>> start Exercise materials

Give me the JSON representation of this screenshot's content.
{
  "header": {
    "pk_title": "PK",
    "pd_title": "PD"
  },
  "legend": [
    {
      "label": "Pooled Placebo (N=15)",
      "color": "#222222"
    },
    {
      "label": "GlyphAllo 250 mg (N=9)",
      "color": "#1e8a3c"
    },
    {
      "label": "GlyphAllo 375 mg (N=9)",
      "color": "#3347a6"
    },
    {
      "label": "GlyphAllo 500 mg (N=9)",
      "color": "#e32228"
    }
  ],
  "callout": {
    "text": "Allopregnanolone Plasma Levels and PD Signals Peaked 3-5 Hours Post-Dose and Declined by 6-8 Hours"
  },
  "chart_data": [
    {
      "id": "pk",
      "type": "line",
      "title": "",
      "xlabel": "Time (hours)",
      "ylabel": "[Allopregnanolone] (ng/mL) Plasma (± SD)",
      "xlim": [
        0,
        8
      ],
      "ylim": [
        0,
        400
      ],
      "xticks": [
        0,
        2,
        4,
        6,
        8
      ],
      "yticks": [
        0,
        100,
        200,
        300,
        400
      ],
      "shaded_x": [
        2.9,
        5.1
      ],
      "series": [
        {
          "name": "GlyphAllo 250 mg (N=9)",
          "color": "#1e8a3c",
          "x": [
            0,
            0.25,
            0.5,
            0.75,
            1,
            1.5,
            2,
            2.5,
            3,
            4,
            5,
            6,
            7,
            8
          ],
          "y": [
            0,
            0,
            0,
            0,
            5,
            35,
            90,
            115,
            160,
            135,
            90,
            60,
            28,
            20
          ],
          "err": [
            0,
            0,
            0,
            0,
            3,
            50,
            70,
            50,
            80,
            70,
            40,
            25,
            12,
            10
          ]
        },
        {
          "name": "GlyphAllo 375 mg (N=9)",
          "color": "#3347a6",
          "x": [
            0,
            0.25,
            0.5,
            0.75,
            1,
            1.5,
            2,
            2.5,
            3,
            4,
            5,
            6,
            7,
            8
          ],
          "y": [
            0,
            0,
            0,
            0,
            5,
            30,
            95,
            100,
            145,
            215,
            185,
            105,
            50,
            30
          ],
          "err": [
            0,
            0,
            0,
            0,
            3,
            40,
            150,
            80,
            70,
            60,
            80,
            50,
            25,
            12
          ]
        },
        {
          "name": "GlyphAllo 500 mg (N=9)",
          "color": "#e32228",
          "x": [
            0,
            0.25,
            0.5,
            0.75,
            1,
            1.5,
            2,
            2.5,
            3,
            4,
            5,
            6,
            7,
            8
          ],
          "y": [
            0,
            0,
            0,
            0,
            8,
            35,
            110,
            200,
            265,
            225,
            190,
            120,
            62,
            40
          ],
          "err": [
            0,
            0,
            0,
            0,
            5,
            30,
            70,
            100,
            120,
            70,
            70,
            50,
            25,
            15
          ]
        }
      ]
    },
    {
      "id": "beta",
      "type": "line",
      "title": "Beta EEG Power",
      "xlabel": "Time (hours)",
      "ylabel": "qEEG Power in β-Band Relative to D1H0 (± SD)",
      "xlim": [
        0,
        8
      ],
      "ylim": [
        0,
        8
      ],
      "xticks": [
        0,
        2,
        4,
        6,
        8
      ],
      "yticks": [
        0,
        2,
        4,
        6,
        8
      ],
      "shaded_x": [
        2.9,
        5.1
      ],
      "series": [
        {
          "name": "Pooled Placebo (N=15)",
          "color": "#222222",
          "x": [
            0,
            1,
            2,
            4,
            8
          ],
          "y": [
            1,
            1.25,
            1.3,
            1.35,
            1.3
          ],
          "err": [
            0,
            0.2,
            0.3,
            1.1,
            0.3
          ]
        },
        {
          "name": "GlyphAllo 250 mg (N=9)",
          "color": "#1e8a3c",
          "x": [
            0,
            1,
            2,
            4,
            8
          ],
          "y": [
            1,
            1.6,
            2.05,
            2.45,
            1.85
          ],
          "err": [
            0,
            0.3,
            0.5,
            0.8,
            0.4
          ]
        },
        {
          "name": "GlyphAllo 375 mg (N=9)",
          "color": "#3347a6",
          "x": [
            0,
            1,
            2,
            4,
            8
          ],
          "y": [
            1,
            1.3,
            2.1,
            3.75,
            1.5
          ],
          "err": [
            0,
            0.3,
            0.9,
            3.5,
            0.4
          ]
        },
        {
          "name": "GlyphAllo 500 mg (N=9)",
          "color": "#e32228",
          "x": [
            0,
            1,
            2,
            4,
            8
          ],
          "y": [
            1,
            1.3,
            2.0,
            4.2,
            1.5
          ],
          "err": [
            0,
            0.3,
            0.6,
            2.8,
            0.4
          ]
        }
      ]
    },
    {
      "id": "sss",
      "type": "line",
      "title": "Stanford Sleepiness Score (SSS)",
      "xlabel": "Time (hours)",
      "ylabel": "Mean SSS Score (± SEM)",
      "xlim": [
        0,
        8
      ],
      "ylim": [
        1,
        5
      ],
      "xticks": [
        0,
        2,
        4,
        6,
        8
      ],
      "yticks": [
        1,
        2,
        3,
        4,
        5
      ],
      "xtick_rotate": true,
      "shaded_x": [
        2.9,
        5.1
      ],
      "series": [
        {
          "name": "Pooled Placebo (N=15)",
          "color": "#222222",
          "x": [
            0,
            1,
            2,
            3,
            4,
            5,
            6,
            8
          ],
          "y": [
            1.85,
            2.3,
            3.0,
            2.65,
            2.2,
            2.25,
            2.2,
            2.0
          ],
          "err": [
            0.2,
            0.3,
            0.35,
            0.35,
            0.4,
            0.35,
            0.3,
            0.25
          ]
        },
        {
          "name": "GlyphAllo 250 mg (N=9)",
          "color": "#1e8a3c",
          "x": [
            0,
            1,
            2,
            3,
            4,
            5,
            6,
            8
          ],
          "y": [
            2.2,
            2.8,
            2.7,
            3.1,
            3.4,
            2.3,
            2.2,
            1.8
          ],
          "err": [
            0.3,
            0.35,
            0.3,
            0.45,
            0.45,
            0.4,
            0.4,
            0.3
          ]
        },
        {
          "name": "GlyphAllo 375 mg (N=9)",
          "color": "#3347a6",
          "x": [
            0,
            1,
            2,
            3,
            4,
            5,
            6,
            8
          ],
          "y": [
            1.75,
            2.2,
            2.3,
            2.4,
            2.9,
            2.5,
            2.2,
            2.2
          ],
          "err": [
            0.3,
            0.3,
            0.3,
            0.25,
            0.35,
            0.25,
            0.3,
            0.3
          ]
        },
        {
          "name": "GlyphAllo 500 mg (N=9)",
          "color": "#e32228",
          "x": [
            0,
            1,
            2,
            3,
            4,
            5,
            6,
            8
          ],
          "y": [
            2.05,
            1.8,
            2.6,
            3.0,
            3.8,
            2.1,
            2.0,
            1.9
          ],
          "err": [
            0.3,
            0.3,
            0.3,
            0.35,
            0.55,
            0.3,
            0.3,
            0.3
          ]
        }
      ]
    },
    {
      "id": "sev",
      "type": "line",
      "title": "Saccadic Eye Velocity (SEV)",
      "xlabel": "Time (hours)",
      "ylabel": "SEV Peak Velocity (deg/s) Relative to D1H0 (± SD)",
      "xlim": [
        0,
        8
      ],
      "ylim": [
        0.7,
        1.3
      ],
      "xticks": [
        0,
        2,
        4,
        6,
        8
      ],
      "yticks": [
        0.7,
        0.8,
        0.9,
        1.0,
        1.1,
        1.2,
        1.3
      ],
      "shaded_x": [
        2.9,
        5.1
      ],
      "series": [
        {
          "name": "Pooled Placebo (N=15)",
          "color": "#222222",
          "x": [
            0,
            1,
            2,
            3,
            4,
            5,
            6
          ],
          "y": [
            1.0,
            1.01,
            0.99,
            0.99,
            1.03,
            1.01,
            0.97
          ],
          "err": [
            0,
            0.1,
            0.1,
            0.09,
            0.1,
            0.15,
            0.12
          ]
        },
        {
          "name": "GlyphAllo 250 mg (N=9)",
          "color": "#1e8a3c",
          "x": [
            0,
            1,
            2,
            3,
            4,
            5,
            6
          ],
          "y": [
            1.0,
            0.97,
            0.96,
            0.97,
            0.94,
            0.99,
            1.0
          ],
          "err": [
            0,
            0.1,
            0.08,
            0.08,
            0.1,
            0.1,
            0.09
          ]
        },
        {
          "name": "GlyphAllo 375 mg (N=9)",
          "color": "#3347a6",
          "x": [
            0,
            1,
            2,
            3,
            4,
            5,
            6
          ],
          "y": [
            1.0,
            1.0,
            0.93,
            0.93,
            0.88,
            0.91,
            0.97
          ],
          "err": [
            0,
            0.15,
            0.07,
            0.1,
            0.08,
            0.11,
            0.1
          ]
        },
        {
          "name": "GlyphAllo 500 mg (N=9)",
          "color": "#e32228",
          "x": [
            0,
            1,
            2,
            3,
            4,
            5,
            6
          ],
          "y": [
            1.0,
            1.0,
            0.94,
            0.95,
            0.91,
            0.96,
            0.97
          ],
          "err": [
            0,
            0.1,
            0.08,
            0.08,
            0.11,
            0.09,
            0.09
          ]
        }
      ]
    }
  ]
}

>> end Exercise materials

Problem description
Show, from the listing above, each line that contains the word "Allopregnanolone".

The solution
    "text": "Allopregnanolone Plasma Levels and PD Signals Peaked 3-5 Hours Post-Dose and Declined by 6-8 Hours"
      "ylabel": "[Allopregnanolone] (ng/mL) Plasma (± SD)",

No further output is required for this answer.